▸ **Exercise objective**: From the listing below, pull out every line where the string "page" appears.

▸ **Extracted records**:
=======

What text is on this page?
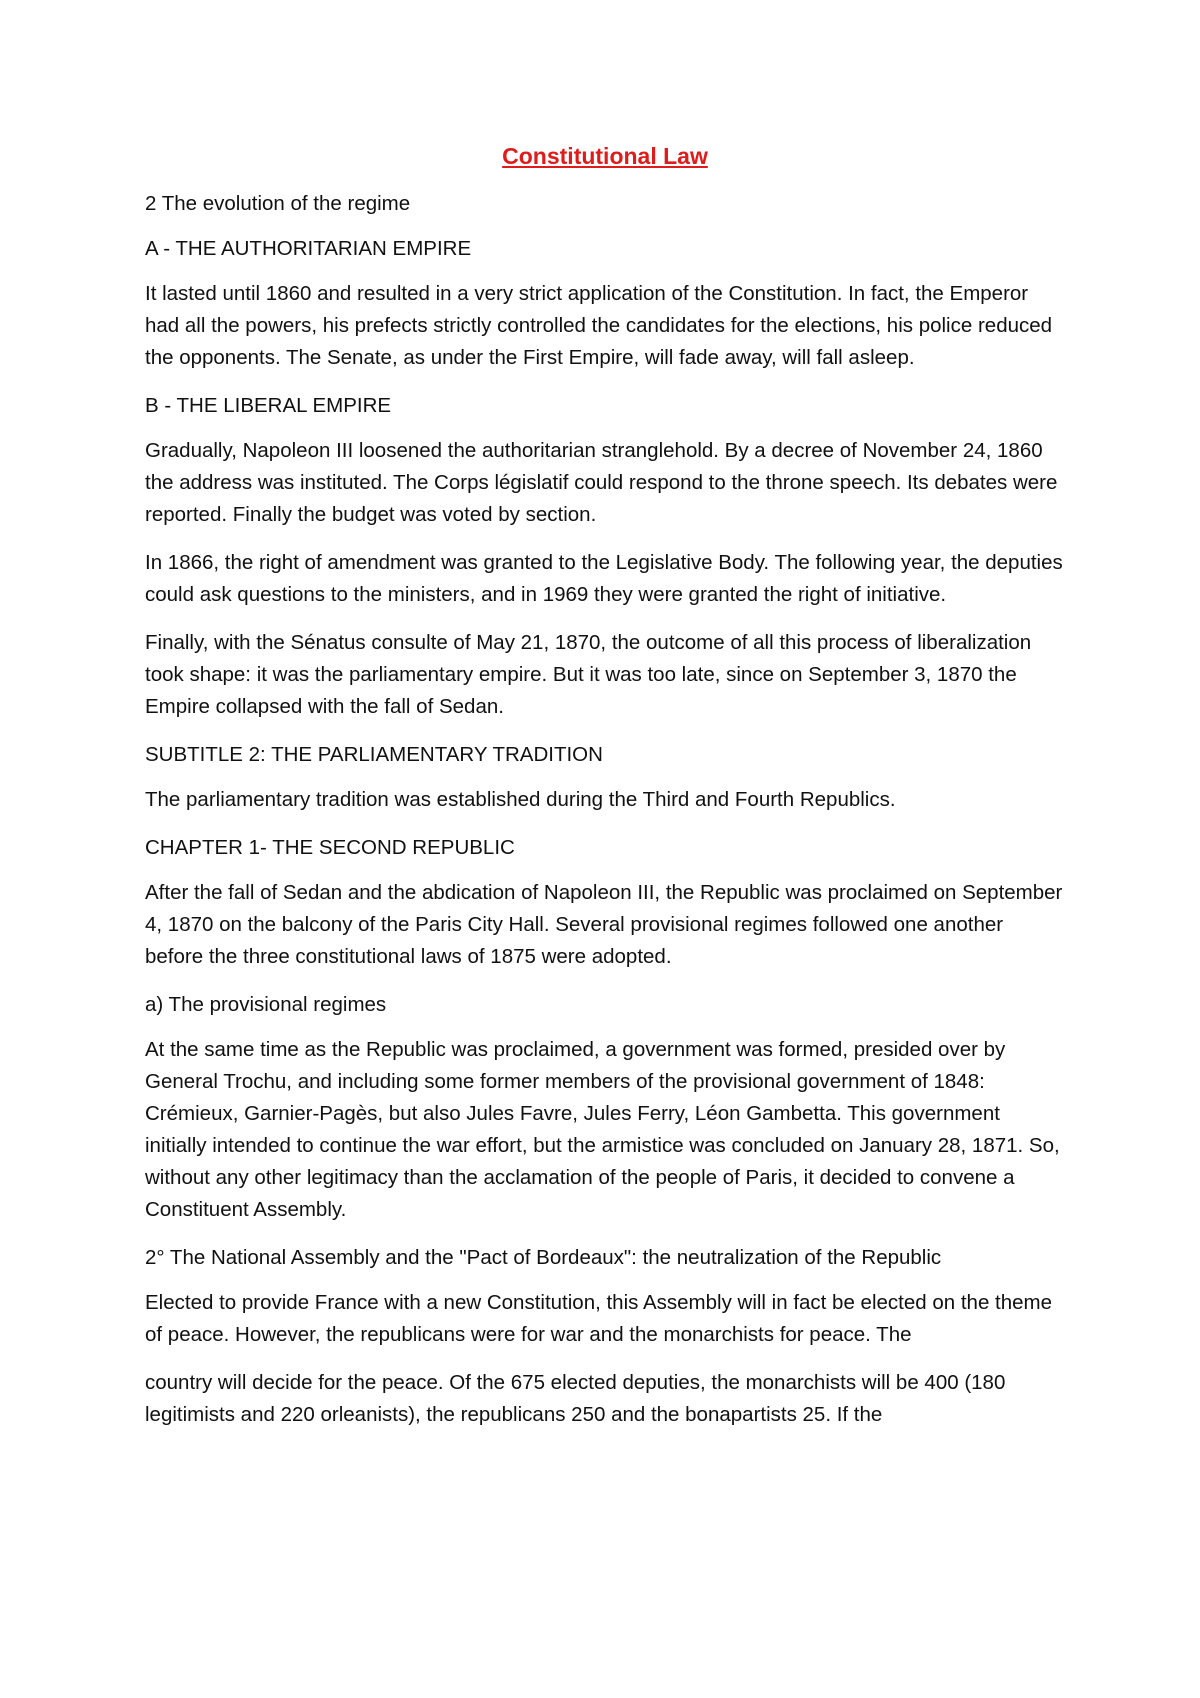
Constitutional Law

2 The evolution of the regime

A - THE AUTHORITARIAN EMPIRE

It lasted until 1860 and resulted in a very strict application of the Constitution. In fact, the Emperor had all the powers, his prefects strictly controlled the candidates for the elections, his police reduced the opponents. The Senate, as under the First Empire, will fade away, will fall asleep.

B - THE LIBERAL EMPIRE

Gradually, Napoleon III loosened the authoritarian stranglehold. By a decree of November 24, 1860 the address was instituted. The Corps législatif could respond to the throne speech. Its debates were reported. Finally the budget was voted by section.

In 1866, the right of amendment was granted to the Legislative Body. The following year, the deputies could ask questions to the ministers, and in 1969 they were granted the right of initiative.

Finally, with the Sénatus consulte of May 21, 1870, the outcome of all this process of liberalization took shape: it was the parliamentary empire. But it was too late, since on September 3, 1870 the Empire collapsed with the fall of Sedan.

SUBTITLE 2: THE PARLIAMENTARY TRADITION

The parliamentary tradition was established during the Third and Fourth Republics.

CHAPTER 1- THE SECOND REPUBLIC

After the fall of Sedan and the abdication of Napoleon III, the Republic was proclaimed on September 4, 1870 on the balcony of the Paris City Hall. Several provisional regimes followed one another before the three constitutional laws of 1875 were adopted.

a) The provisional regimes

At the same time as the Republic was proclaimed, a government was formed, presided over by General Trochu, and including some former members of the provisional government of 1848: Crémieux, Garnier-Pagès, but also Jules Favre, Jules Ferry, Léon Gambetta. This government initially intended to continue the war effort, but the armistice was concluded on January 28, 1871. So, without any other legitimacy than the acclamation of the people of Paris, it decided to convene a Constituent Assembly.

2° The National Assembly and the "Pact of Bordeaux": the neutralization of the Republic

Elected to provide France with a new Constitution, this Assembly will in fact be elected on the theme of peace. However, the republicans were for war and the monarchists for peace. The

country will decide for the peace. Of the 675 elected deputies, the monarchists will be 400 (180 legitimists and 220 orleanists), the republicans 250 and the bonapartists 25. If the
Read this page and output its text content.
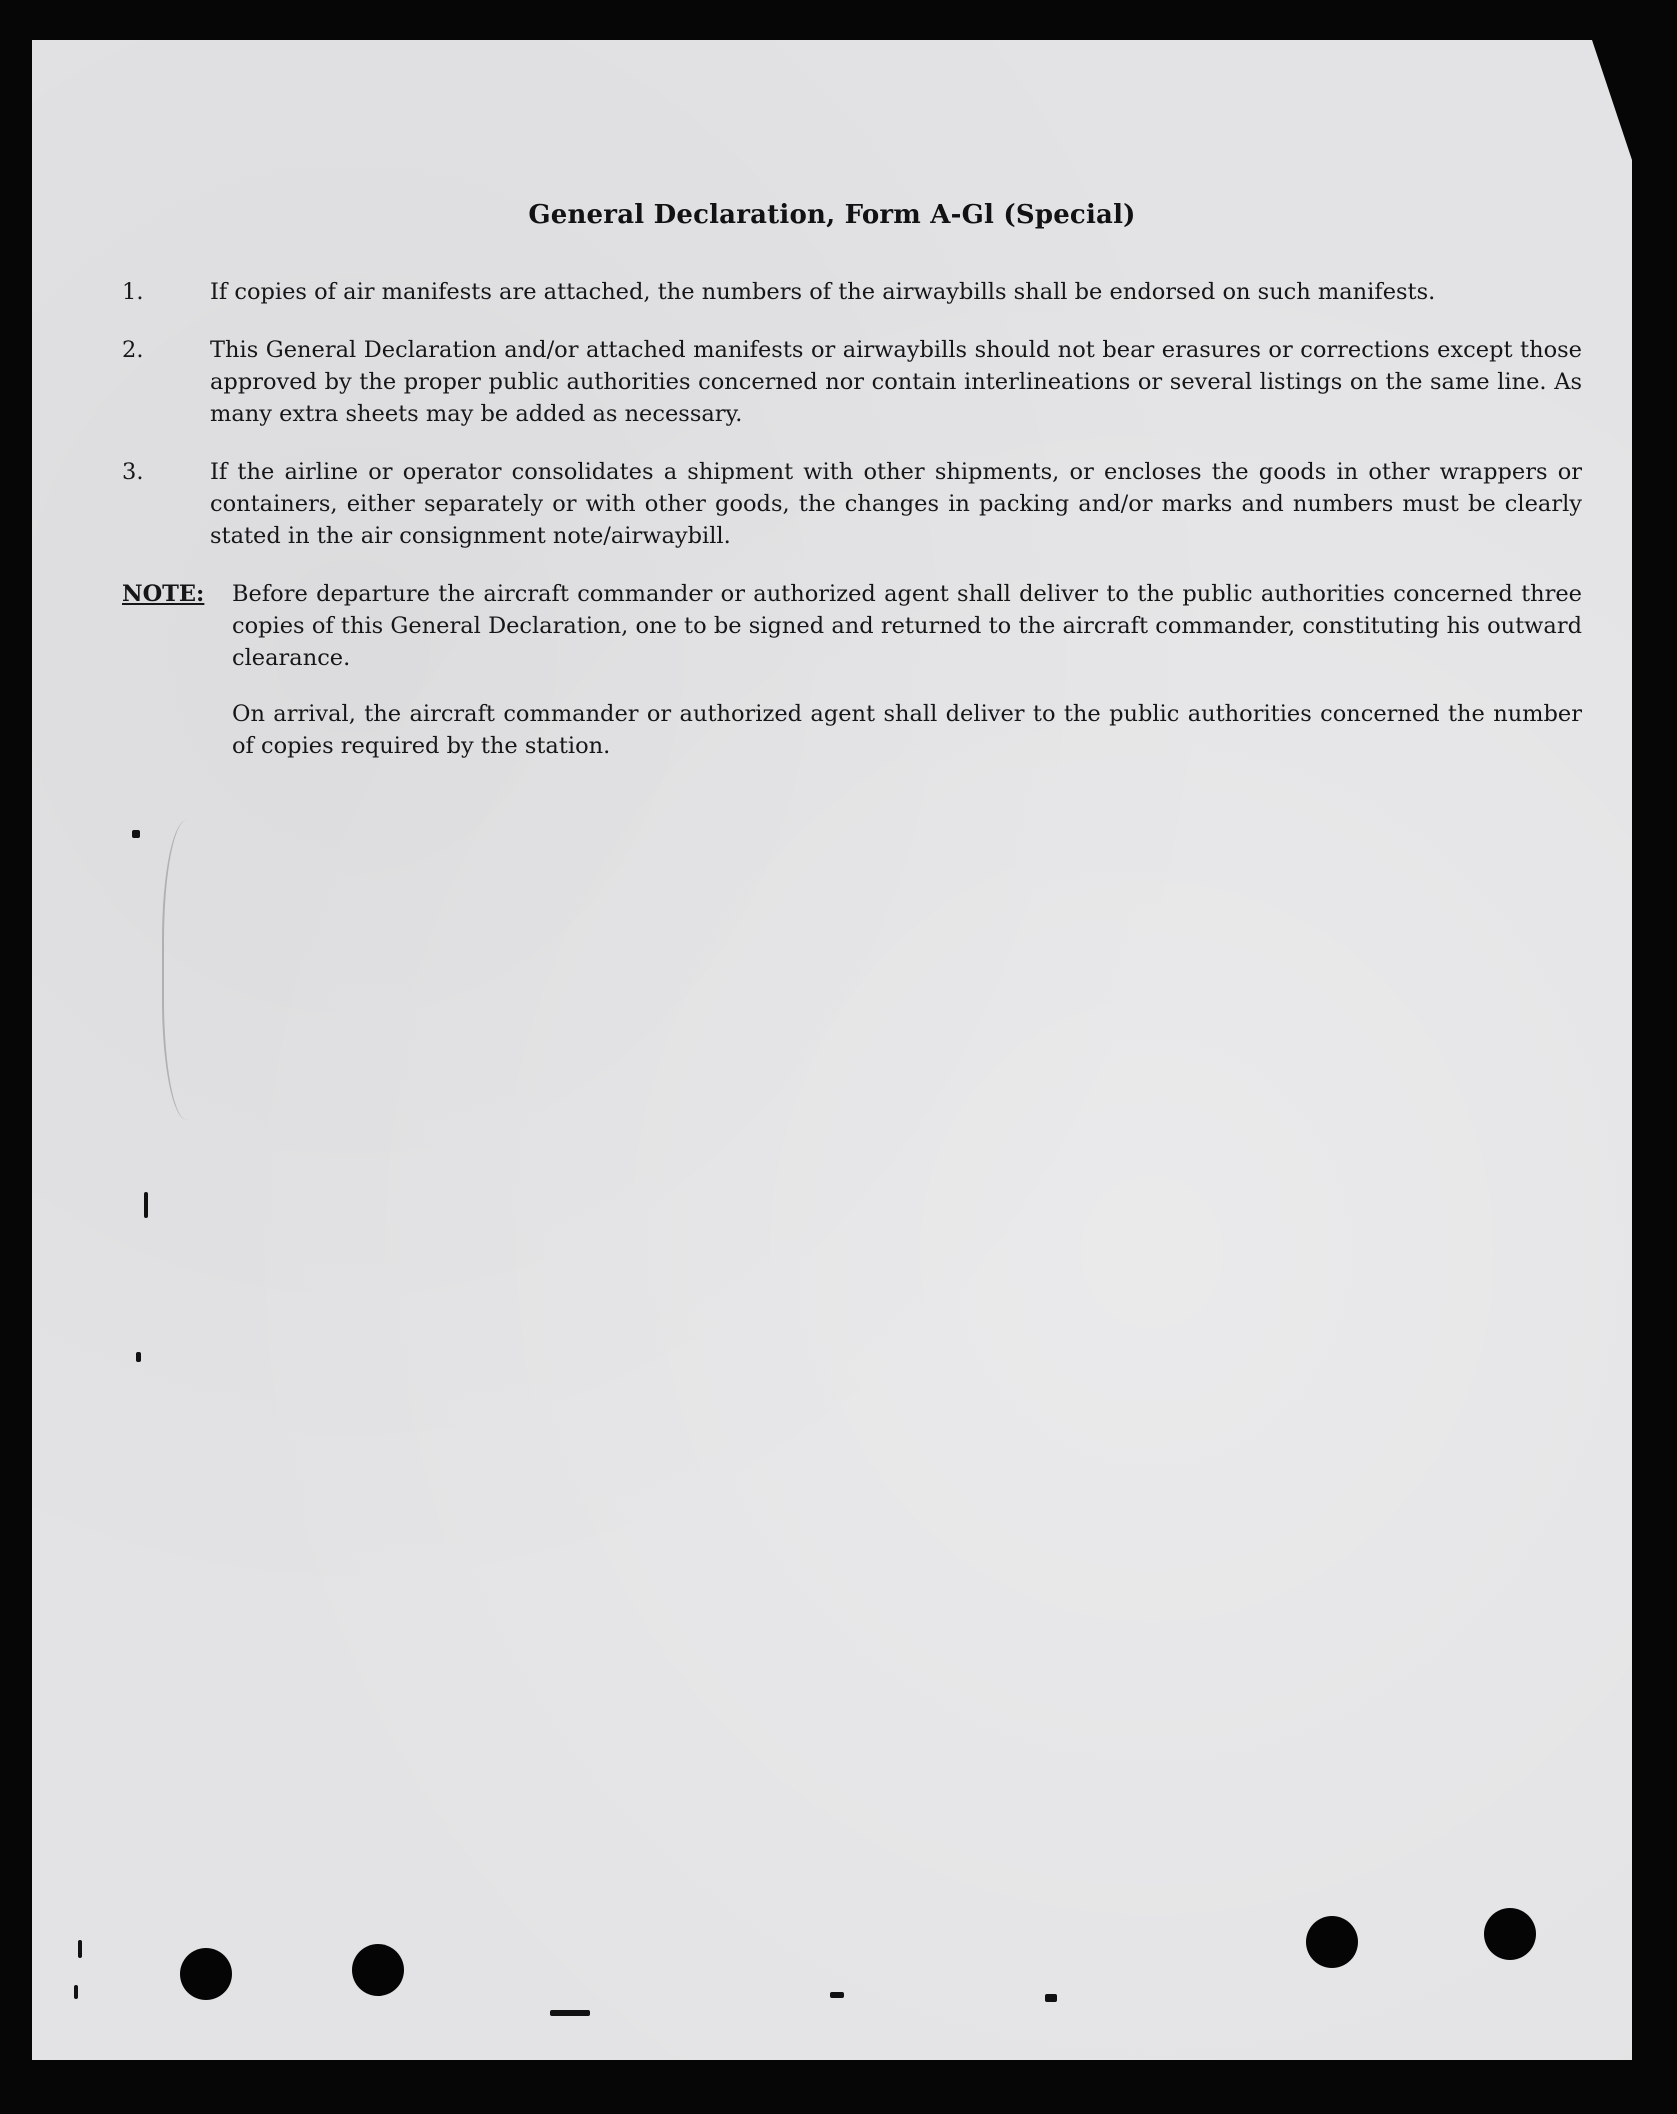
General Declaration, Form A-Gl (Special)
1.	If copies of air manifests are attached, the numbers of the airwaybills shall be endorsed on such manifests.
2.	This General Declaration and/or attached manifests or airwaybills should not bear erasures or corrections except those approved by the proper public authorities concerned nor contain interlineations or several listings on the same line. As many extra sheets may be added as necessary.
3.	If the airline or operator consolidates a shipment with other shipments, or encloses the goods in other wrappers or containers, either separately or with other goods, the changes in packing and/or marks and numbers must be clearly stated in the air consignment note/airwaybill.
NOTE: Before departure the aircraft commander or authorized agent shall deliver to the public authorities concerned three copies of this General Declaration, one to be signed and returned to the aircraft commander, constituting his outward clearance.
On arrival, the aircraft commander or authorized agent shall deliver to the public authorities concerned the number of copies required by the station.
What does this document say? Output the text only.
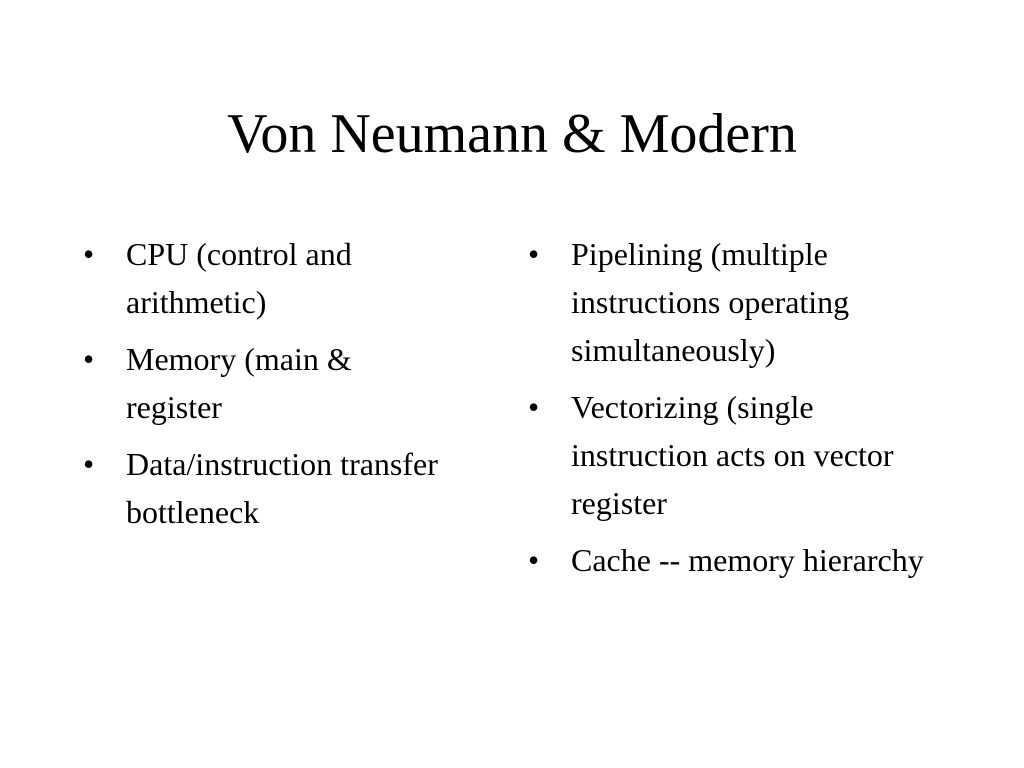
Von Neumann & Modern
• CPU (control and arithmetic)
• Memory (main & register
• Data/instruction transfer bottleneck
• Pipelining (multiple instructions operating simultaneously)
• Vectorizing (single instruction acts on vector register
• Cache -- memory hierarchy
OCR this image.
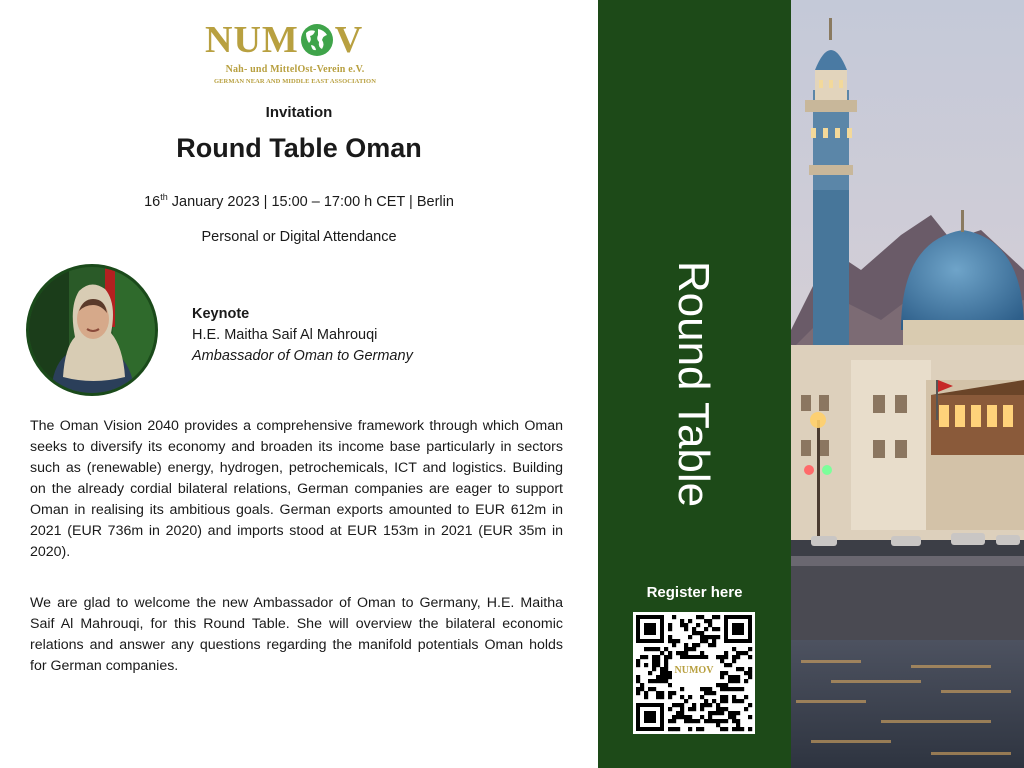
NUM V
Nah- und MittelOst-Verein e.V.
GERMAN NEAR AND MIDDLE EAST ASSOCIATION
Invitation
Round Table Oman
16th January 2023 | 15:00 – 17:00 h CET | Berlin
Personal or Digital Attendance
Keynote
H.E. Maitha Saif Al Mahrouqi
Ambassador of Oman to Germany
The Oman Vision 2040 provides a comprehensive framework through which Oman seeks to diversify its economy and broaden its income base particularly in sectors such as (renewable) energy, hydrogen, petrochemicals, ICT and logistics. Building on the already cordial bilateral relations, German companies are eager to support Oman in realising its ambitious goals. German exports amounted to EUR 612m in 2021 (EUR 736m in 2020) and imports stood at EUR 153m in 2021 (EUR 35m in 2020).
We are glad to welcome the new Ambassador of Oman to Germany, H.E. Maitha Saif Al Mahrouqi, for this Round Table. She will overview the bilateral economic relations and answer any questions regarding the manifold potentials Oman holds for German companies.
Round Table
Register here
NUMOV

=======

▸ **Correct output**:
What text is on this page?
Read this page and output its text content.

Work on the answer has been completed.